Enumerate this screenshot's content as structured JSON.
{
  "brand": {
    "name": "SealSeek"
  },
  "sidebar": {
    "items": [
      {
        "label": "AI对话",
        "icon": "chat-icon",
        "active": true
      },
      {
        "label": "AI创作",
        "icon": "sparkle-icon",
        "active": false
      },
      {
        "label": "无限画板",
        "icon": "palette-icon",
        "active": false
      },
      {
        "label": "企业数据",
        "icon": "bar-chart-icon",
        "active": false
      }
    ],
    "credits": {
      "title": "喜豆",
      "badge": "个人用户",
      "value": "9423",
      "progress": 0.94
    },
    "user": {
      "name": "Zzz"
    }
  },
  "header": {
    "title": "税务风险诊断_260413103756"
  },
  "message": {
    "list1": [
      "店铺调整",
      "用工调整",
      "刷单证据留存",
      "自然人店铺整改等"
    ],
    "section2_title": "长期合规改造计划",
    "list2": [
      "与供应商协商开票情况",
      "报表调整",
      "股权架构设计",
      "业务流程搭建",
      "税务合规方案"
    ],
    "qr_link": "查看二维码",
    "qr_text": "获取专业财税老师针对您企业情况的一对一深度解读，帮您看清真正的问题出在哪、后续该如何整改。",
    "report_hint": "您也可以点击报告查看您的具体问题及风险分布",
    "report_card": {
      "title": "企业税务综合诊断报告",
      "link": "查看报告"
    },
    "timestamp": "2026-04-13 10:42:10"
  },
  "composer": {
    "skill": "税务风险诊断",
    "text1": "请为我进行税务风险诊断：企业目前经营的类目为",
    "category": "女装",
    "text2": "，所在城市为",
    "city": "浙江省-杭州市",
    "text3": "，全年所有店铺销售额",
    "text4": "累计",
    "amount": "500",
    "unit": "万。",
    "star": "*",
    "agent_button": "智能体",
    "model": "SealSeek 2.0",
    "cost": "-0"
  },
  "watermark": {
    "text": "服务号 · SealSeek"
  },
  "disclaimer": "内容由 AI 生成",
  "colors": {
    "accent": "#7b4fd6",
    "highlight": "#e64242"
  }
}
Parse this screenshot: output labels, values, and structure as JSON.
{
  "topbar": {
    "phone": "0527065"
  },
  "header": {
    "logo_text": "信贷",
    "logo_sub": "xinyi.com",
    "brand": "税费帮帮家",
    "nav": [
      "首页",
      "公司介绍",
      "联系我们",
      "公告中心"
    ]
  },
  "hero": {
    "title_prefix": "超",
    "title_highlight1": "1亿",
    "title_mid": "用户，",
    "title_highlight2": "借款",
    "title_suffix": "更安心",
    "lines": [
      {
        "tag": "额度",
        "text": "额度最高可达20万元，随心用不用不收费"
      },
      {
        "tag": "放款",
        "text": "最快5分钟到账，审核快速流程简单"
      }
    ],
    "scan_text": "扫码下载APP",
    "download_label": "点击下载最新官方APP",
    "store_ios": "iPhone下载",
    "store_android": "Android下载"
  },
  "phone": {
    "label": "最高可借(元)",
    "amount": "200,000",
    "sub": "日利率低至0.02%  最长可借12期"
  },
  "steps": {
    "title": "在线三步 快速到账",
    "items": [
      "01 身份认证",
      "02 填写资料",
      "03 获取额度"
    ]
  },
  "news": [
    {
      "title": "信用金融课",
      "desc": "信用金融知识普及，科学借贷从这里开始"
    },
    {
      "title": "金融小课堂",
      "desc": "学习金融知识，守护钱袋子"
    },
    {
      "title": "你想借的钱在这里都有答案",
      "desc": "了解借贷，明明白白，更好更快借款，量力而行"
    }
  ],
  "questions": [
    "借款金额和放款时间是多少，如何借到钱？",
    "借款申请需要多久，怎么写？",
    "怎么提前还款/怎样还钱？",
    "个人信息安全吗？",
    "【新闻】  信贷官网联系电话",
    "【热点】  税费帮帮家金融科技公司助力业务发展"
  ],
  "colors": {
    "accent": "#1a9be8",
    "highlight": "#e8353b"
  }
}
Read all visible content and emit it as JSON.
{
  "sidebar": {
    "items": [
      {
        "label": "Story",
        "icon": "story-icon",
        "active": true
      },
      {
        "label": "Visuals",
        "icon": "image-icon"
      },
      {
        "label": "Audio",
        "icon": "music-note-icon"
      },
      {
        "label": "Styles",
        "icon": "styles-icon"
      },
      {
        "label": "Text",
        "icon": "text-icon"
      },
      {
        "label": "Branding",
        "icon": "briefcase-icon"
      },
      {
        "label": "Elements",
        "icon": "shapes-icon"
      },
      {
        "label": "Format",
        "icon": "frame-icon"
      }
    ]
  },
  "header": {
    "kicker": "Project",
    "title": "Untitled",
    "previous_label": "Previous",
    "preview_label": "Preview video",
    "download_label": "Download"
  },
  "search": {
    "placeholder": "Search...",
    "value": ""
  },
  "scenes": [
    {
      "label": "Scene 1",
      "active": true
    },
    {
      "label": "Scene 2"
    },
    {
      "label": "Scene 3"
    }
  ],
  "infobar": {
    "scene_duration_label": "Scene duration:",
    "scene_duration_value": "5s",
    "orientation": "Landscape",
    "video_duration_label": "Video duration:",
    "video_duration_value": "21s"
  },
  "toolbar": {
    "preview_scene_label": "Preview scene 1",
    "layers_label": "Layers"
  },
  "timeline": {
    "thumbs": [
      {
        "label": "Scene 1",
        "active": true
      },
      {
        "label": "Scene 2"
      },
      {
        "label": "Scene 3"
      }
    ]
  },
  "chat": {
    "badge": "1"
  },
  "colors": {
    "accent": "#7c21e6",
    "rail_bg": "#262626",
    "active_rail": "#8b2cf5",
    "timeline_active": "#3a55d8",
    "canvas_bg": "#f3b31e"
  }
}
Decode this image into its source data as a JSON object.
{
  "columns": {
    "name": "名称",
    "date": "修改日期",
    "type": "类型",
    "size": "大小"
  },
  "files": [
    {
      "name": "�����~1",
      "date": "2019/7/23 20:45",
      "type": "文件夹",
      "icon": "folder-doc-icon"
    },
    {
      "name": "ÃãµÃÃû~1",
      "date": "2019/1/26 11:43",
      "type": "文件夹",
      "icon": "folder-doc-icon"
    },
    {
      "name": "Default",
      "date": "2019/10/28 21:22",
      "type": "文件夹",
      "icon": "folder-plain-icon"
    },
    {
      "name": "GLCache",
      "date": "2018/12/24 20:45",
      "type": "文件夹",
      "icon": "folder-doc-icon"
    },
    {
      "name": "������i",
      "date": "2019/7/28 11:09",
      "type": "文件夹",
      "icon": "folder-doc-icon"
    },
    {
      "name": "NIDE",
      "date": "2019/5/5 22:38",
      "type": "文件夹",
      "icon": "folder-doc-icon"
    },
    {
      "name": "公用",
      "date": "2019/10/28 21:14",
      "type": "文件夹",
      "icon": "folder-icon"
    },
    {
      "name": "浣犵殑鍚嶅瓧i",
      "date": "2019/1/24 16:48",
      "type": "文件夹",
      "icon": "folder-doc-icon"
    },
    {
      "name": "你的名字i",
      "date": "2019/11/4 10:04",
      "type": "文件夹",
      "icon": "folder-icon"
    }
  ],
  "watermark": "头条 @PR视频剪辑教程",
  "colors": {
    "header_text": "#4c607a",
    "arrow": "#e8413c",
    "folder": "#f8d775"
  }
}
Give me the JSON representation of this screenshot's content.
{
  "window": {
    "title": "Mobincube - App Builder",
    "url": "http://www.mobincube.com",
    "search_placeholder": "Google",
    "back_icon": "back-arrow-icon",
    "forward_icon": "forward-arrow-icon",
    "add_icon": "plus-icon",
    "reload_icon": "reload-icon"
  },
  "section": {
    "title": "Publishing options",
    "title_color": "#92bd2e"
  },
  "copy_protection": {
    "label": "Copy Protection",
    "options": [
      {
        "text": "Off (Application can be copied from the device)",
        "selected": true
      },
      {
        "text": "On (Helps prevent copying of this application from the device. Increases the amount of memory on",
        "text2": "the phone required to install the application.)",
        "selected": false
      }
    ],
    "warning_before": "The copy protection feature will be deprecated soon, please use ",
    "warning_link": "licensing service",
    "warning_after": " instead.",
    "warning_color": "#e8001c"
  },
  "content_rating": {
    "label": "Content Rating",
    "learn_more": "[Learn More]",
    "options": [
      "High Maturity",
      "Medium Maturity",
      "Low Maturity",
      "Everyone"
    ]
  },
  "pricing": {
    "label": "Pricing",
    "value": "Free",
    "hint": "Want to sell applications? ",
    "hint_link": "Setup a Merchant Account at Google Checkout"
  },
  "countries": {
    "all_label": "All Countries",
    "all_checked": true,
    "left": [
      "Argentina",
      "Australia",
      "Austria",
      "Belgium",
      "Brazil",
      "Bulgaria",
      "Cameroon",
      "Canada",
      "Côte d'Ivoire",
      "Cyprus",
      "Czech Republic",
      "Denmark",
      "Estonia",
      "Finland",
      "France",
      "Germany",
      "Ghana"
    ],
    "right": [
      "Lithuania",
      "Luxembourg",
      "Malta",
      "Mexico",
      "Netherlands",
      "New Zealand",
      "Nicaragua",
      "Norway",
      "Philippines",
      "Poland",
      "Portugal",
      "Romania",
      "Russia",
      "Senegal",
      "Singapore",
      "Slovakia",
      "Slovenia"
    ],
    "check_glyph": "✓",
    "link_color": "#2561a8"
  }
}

----------------

_Given instruction_:
Return from the data every line that holds "JSON".

_Correct response_:
Enumerate this screenshot's content as structured JSON.
Parse this screenshot: output labels, values, and structure as JSON.
Read all visible content and emit it as JSON.
Decode this image into its source data as a JSON object.
Give me the JSON representation of this screenshot's content.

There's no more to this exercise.